** Tareas pendientes **
**a.** Traduce al inglés esta oración del texto sobre la infancia de Georgie: «Cuando íbamos al Jardín Zoológico era difícil sacarlo de allí.»
**b.** Por favor, prosigue el texto sobre la infancia de Georgie a partir de su última oración, sin repetirla.

** Texto proporcionado **
Era un niño tímido, muy reservado. Adoraba a su hermana
Norah y los dos juntos imaginaban un número infinito de juegos extraordinarios.
Nunca se peleaban y siempre estaban juntos, aún antes de que Georgie encontrara
amigos en el colegio de Suiza.
Su primer trabajo impreso fue la traducción de una novela
corta de Oscar Wilde, El príncipe feliz, que hizo en Buenos Aires cuando tenía
nueve años. Álvaro Melián Lafinur encontró “perfecto” ese trabajo y lo publicó
en el diario El País. El segundo texto
fue una carta que escribió a uno de sus amigos, abogado en Ginebra; éste la publicó en un diario de esa ciudad en
el original francés.
Dio su primera conferencia a los 23 o 24 años; se trataba de
“El idioma de los argentinos”. No la leyó, pretextando su mala vista. Rojas
Silveyra tuvo que reemplazarlo, Georgie estuvo a punto de no concurrir por
miedo, pero a último momento aceptó encantado para darme el gusto, como me lo
dijo luego.
Muy temprano supe que iba a ser escritor. A los seis años
había compuesto un cuentito en castellano antiguo, titulado El río fatal;
tendría cuatro o cinco páginas. Cuando era muy niño tenía un lenguaje
extraordinario. Quizá escuchaba mal. Desfiguraba por completo las palabras.
Sentía pasión por los animales, sobre todo por las bestias
feroces. Cuando íbamos al Jardín Zoológico era difícil sacarlo de allí. Y yo,
muy pequeña, sentía miedo por él, que era grande y fuerte. Temía que se enojara
y me golpeara. Sin embargo, era muy bueno. Cuando no quería obedecer le quitaba
sus libros; santo remedio.
La lectura fue de inmediato su gran pasión. Pero a él le
gustaba mucho salir, a la calle o al jardín; en el jardín había una gran
palmera de la cual muchas veces Georgie se acordó en sus versos llamándola
“pequeño convento de los pájaros”. Bajo esta palmera, junto con su hermana
inventaba juegos, sueños, proyectos, y creaban personajes con los que jugaban;
era su isla.
Al principio, a Georgie no le gustaban las visitas de los
amigos de mi marido; luego se habituó a ellas. Y más tarde, por ejemplo, cuando
venía Evaristo Carriego, le gustaba quedarse abajo con las personas grandes
para escuchar al poeta recitar sus propios versos o bien El misionero de
Almafuerte. Entonces se quedaba ahí con los ojos enormes.

** Sección de datos **

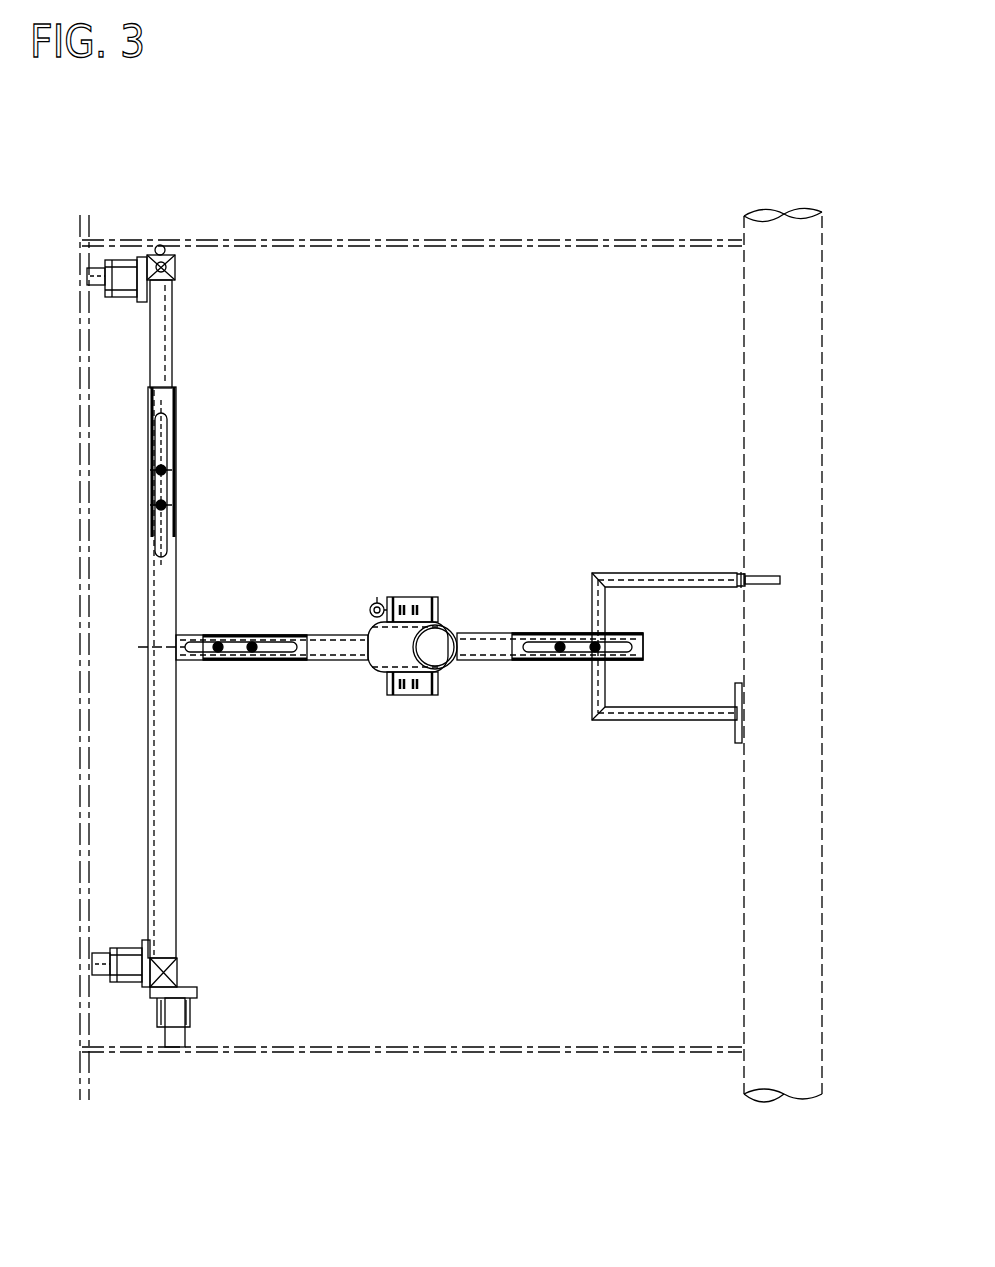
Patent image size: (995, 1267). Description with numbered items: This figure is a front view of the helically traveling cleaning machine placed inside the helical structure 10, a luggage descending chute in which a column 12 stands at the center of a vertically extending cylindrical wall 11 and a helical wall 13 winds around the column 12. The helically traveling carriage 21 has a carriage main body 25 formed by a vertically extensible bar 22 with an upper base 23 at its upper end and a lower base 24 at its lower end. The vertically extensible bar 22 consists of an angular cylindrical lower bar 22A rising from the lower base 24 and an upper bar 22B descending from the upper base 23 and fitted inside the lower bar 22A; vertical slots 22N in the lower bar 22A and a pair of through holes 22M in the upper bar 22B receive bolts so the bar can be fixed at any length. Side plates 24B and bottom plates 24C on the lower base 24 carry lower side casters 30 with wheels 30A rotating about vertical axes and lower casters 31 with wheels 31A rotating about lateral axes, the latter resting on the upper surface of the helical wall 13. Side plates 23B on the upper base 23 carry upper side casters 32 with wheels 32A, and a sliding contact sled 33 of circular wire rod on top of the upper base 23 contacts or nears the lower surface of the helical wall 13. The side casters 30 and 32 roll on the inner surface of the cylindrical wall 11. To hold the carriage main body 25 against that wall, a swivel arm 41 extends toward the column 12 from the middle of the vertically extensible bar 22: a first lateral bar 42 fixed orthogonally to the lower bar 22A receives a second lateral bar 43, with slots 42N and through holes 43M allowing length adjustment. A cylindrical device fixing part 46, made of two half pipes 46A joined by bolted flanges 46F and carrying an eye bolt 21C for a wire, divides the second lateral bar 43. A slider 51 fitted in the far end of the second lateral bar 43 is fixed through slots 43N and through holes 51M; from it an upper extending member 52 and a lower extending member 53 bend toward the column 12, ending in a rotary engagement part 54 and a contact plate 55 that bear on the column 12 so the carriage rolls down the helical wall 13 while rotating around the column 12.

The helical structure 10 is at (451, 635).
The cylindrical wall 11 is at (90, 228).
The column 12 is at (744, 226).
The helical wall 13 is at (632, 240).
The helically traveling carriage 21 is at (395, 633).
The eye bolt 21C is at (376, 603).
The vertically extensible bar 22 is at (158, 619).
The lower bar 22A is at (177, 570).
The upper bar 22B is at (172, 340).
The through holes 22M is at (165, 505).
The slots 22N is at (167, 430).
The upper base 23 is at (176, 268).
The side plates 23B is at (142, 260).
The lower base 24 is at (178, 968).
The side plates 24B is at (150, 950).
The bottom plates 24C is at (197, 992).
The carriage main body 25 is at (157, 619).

** Respuestas del ejercicio **
**a.** When we went to the Zoo, it was hard to get him out of there.

**b.**
Al regresar de nuestro primer viaje a Europa se hizo de
grandes amigos. Así, le resultó muy penoso cuando tuvimos que partir de nuevo a
Londres, donde mi marido debía tratarse los ojos. Georgie estaba enamorado de
una muchacha que había conocido en casa de unos amigos y a quien dedicó algunos
versos de Fervor de Buenos Aires. Hubo un tiempo en que no le gustaban en
absoluto los niños. Pero cuando su hermana Norah los tuvo, los quiso
apasionadamente.
Yo le leo todo a Georgie desde los siete años. Y cuando
escribe, me dicta. Hay algunas cosas que no me las ha leído, como el poema Los
dones, tan triste, donde habla de sus ojos. Pero yo lo leí cuando estuvo
impreso. “¿Cómo lo hiciste?”, le pregunté, y él me contestó: ‘Sí, se lo dicté a
alguien en la biblioteca porque pensé que te causaría pena’”. En efecto,
disimula todo lo relacionado con su mala vista, lo disimula mucho. Siempre está
de buen humor, pero yo sé bien que en el fondo hay otra cosa…
Tengo que contarle cómo conoció a Victoria Ocampo. Fue luego
de esa famosa conferencia sobre “El idioma de los argentinos” que La Prensa
publicó al día siguiente; esa misma noche, Victoria le escribió una carta:
“Usted supo decir lo que yo siempre he pensado de la lengua española y que no
he podido decir. Lo quiero hablar”. Quedó espantado: él, un jovencito: “¿Qué
voy a poder decirle a Victoria? ¡A Victoria Ocampo!”. Lo tranquilicé: “Pero
ella te dice ahí de qué vas a hablarle”. La carta llegó el sábado y ella lo
invitaba a Georgie a almorzar al día siguiente. Fue. Y, naturalmente, hablaron
mucho. Luego Victoria vino a casa. Georgie siempre tuvo por ella al mismo
tiempo que un gran afecto, mucho respeto. Georgie también es gran amigo de
Silvina Ocampo y de su marido Adolfo Bioy Casares, a quien conoció antes de
casarse.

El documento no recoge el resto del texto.